Exercise inputs:
-------------------------

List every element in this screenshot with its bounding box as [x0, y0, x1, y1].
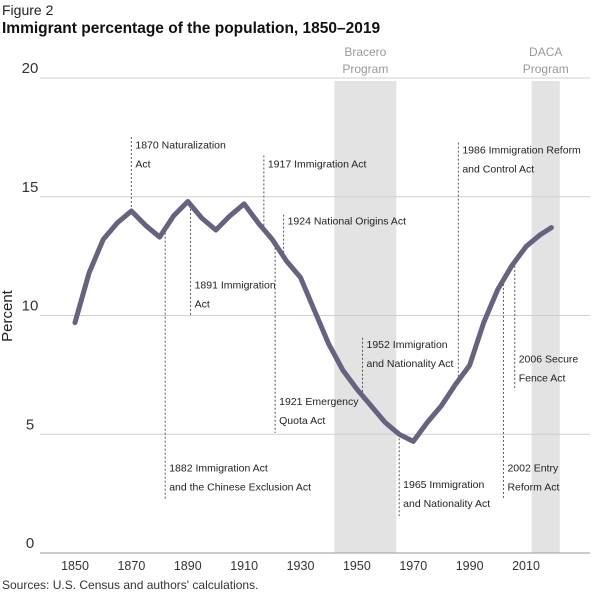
annotation-9-line2: Reform Act [507, 482, 559, 494]
x-tick-label-1870: 1870 [117, 559, 145, 573]
x-tick-label-1930: 1930 [287, 559, 315, 573]
annotation-8-line1: 1986 Immigration Reform [462, 144, 581, 156]
band-label-0: Bracero [344, 45, 386, 59]
annotation-3-line1: 1917 Immigration Act [268, 159, 367, 171]
annotation-2-line1: 1891 Immigration [195, 280, 276, 292]
x-tick-label-1910: 1910 [230, 559, 258, 573]
series-line [72, 199, 554, 444]
y-tick-label-15: 15 [22, 179, 39, 196]
annotation-5-line1: 1924 National Origins Act [288, 216, 407, 228]
figure-label: Figure 2 [2, 2, 54, 18]
source-note: Sources: U.S. Census and authors' calcul… [2, 578, 259, 592]
y-axis-label: Percent [0, 289, 16, 342]
annotation-8-line2: and Control Act [462, 163, 534, 175]
annotation-0-line2: Act [135, 159, 150, 171]
annotation-4-line2: Quota Act [279, 415, 325, 427]
annotation-10-line1: 2006 Secure [519, 353, 579, 365]
bands-layer: Bracero Program DACA Program [334, 45, 569, 553]
annotations-layer: 1870 Naturalization Act 1882 Immigration A… [130, 136, 581, 517]
y-tick-label-10: 10 [22, 298, 39, 315]
annotation-9-line1: 2002 Entry [507, 463, 559, 475]
annotation-6-line2: and Nationality Act [367, 358, 454, 370]
annotation-7-line2: and Nationality Act [403, 498, 490, 510]
annotation-7-line1: 1965 Immigration [403, 479, 484, 491]
annotation-0-line1: 1870 Naturalization [135, 140, 226, 152]
y-tick-label-0: 0 [26, 535, 34, 552]
x-tick-label-1850: 1850 [61, 559, 89, 573]
series-layer [72, 199, 554, 444]
band-1 [531, 81, 560, 553]
band-label-1: DACA [529, 45, 562, 59]
annotation-1-line2: and the Chinese Exclusion Act [169, 482, 311, 494]
x-tick-label-1990: 1990 [456, 559, 484, 573]
y-tick-label-5: 5 [26, 416, 34, 433]
chart-title: Immigrant percentage of the population, … [2, 20, 381, 37]
y-tick-label-20: 20 [22, 60, 39, 77]
x-tick-label-2010: 2010 [512, 559, 540, 573]
annotation-6-line1: 1952 Immigration [367, 339, 448, 351]
band-0 [334, 81, 397, 553]
x-tick-label-1950: 1950 [343, 559, 371, 573]
x-tick-label-1970: 1970 [399, 559, 427, 573]
annotation-1-line1: 1882 Immigration Act [169, 463, 268, 475]
band-label-0-line2: Program [342, 62, 388, 76]
x-tick-label-1890: 1890 [174, 559, 202, 573]
band-label-1-line2: Program [523, 62, 569, 76]
annotation-4-line1: 1921 Emergency [279, 396, 359, 408]
annotation-2-line2: Act [195, 299, 210, 311]
annotation-10-line2: Fence Act [519, 372, 566, 384]
axis-layer: 0 5 10 15 20 1850 1870 1890 1910 1930 1950 1970 1990… [0, 60, 540, 573]
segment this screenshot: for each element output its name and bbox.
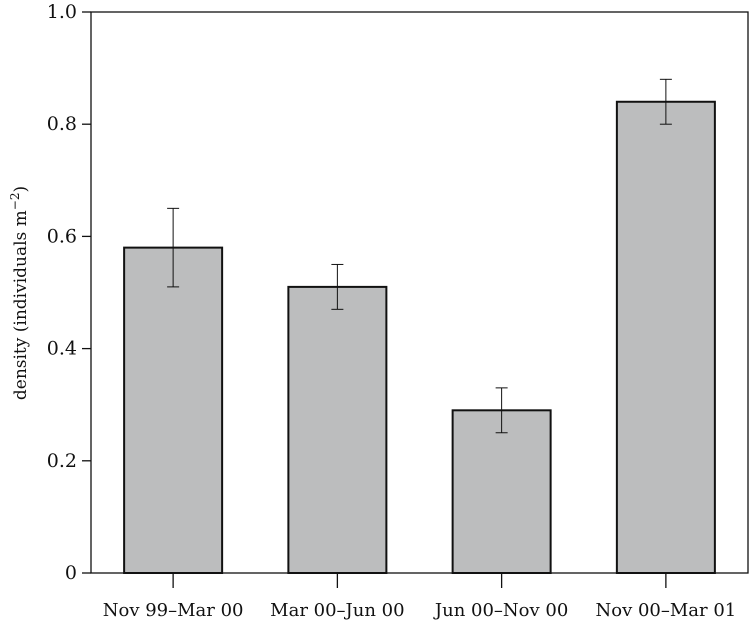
bar xyxy=(287,285,388,574)
y-tick-label: 0.8 xyxy=(47,113,77,135)
x-category-label: Nov 99–Mar 00 xyxy=(103,600,244,621)
y-axis-title-superscript: −2 xyxy=(8,193,22,211)
y-tick-label: 0.4 xyxy=(47,338,77,360)
plot-frame xyxy=(90,11,749,574)
x-category-label: Nov 00–Mar 01 xyxy=(595,600,736,621)
bar xyxy=(451,409,552,574)
bar xyxy=(615,100,716,574)
y-axis-title: density (individuals m−2) xyxy=(8,186,31,400)
error-bars-group xyxy=(167,78,672,434)
y-tick-label: 0 xyxy=(65,562,77,584)
y-axis-title-main: density (individuals m xyxy=(11,210,31,400)
y-axis-ticks: 0 0.2 0.4 0.6 0.8 1.0 xyxy=(47,1,91,584)
x-category-label: Jun 00–Nov 00 xyxy=(433,600,568,621)
bar xyxy=(123,246,224,574)
x-axis-ticks: Nov 99–Mar 00 Mar 00–Jun 00 Jun 00–Nov 00 N… xyxy=(103,573,736,621)
y-tick-label: 1.0 xyxy=(47,1,77,23)
y-tick-label: 0.2 xyxy=(47,450,77,472)
bars-group xyxy=(123,100,716,574)
x-category-label: Mar 00–Jun 00 xyxy=(270,600,404,621)
plot-frame-border xyxy=(90,11,749,574)
y-axis-title-suffix: ) xyxy=(11,186,31,193)
y-tick-label: 0.6 xyxy=(47,225,77,247)
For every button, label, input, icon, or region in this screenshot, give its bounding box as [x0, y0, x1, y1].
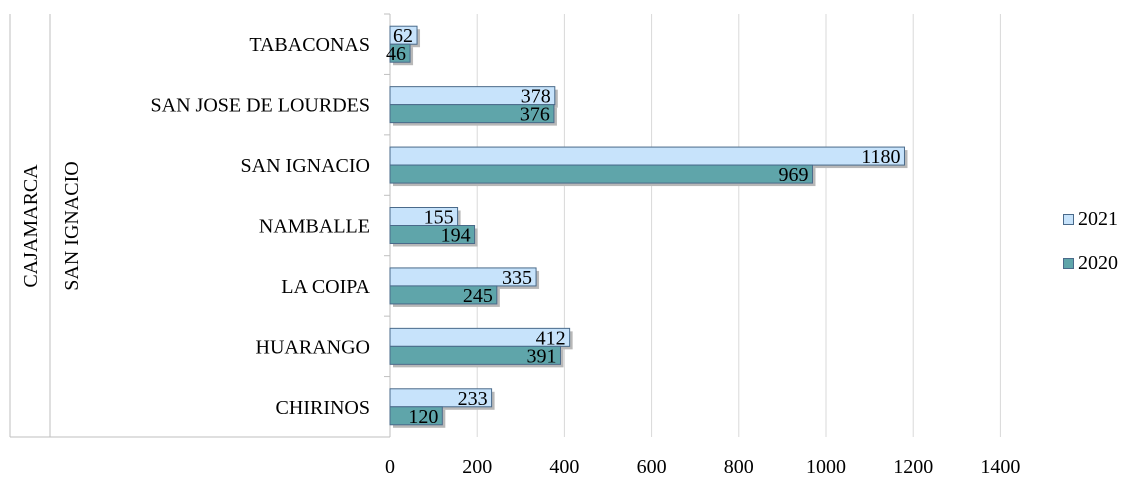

-------------------------

Goal: Could you put everything in the records above, from the line containing "annotation-9-line2: Reform Act" down to the line containing "series-line [72, 199, 554, 444]", into a Markdown table with the columns No. and Text? Give one numbered row per line and leave out any blank lines.

Result of the task:
| No. | Text |
|---|---|
| 1 | annotation-9-line2: Reform Act [507, 482, 559, 494] |
| 2 | x-tick-label-1870: 1870 [117, 559, 145, 573] |
| 3 | x-tick-label-1930: 1930 [287, 559, 315, 573] |
| 4 | annotation-8-line1: 1986 Immigration Reform [462, 144, 581, 156] |
| 5 | band-label-0: Bracero [344, 45, 386, 59] |
| 6 | annotation-3-line1: 1917 Immigration Act [268, 159, 367, 171] |
| 7 | annotation-2-line1: 1891 Immigration [195, 280, 276, 292] |
| 8 | x-tick-label-1910: 1910 [230, 559, 258, 573] |
| 9 | series-line [72, 199, 554, 444] |